--- TEXT EXCERPT Enclosed Below ---
What would I do in your shoes: I'd wipe out all partitions, do a clean install, and set up partitions exactly how I wanted them. But that's me and I understand your reluctance.

You could install an app called WinDirStat (free download) which will reveal to you what is taking up space on C, but you might still be reluctant to delete anything even if you knew exactly what type of files were on C. So probably not much point in that.

There is another choice: shrink D, and add the amount of the shrink to C. You would need to use a free downloadable application called Partition Wizard to do it. Download it, burn it to a CD, boot from that CD, and make the changes. D is virtually empty, so you could add over 390 GB to C if you did this. In this scenario, you would not have to mess with your user folders.
My System SpecsSystem Spec
22 Aug 2012   #9

Windows 7
 
 

Quote   Quote: Originally Posted by ignatzatsonic View Post
There is another choice: shrink D, and add the amount of the shrink to C. You would need to use a free downloadable application called Partition Wizard to do it. Download it, burn it to a CD, boot from that CD, and make the changes. D is virtually empty, so you could add over 390 GB to C if you did this. In this scenario, you would not have to mess with your user folders.
This makes the most sense. I've got the home and pro edition of Partition Wizard downloaded. I'm assuming all I need to do is use the merge feature to merge C and D? Is that accurate? I shrunk down D, but that didn't change the available space for C, but only left a whole lot of space unallocated.

If that's how you do it, do I have to drop $30 on the pro edition of the Wizard? It doesn't look like you can use the merge feature on the home edition.

Let me know if I'm trying to skin this cat the wrong way.

And thanks for all your help.
My System SpecsSystem Spec
22 Aug 2012   #10

Microsoft Community Contributor Award Recipient

Windows 7 SP1, Home Premium, 64-bit
 
 

Quote   Quote: Originally Posted by tightlynes View Post
Quote   Quote: Originally Posted by ignatzatsonic View Post
There is another choice: shrink D, and add the amount of the shrink to C. You would need to use a free downloadable application called Partition Wizard to do it. Download it, burn it to a CD, boot from that CD, and make the changes. D is virtually empty, so you could add over 390 GB to C if you did this. In this scenario, you would not have to mess with your user folders.
--- End of Enclosed TEXT EXCERPT ---
--- DATASET Enclosed Below ---
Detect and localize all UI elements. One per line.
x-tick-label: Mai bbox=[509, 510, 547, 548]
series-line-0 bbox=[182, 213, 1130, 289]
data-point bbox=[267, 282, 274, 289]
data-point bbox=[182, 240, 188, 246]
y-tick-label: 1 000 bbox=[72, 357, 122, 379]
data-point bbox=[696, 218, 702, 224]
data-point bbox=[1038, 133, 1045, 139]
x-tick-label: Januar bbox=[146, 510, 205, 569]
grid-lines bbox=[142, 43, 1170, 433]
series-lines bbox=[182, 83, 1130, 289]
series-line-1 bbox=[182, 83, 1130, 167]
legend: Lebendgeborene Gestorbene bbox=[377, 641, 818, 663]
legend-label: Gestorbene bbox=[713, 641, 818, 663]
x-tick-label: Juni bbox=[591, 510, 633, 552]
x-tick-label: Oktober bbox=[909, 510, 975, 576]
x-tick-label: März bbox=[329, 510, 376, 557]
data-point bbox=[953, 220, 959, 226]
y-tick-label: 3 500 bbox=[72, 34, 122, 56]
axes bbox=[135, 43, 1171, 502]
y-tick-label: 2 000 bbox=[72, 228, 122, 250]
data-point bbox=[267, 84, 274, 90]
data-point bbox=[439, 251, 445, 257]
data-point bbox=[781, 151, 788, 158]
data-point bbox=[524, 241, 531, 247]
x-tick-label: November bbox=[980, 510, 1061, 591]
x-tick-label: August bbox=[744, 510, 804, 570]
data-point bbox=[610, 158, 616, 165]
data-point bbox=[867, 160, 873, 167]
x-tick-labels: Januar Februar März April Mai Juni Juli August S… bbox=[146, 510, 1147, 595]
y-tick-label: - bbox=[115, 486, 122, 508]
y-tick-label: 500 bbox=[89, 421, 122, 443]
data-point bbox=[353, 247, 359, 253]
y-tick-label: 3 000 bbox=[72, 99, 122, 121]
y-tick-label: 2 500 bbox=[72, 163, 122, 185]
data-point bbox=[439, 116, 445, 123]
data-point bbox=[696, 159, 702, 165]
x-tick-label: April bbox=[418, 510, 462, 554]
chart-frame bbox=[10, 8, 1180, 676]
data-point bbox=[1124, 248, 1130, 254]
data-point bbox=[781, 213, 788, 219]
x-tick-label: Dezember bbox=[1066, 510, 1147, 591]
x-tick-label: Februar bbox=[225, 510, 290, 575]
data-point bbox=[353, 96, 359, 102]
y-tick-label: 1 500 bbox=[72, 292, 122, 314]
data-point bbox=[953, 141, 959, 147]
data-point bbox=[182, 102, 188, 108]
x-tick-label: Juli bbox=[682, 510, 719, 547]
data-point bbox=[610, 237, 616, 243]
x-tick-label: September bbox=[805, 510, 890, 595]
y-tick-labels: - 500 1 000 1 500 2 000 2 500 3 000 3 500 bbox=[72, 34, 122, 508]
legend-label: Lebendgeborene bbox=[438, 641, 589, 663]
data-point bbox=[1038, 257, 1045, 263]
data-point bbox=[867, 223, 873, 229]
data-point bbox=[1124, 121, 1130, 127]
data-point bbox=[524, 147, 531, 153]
--- End of Enclosed DATASET ---
TASK DIRECTIONS:
Pick up the forum thread on enlarging the C partition above where it stops, and write the next reply.

SOLVED PROBLEM:
This makes the most sense. I've got the home and pro edition of Partition Wizard downloaded. I'm assuming all I need to do is use the merge feature to merge C and D? Is that accurate? I shrunk down D, but that didn't change the available space for C, but only left a whole lot of space unallocated.

If that's how you do it, do I have to drop $30 on the pro edition of the Wizard? It doesn't look like you can use the merge feature on the home edition.

Let me know if I'm trying to skin this cat the wrong way.

And thanks for all your help.
Did you download the bootable home version 7.5 from the bottom of this link:

Free download Magic Partition Manager Software, partition magic alternative, free partition magic, partition magic Windows 7 and server partition software - Partition Wizard Online

I seriously doubt you need the Pro edition. You MAY need to download an earlier version (4.22) of the free version as it has a feature or two not offered in the current version.

You don't "merge" partitions. You shrink one, generating unallocated space. Unallocated space is NOT a partition. You then add the unallocated space to the other partition.

Your situation may be complicated by the fact that D is a "logical" partition inside an "extended" partition. You can tell it is an extended partition by seeing the green border in that screen shot of Disk Management. If it were not "logical", it may be a simpler issue.

You may get some clues at this link. At any rate, look it over.

Resize extended partition and resize logical partition.

NOTE: I'd advise you to have your data backed up before you mess with partitions. Partition Wizard is an excellent product, but nothing is foolproof.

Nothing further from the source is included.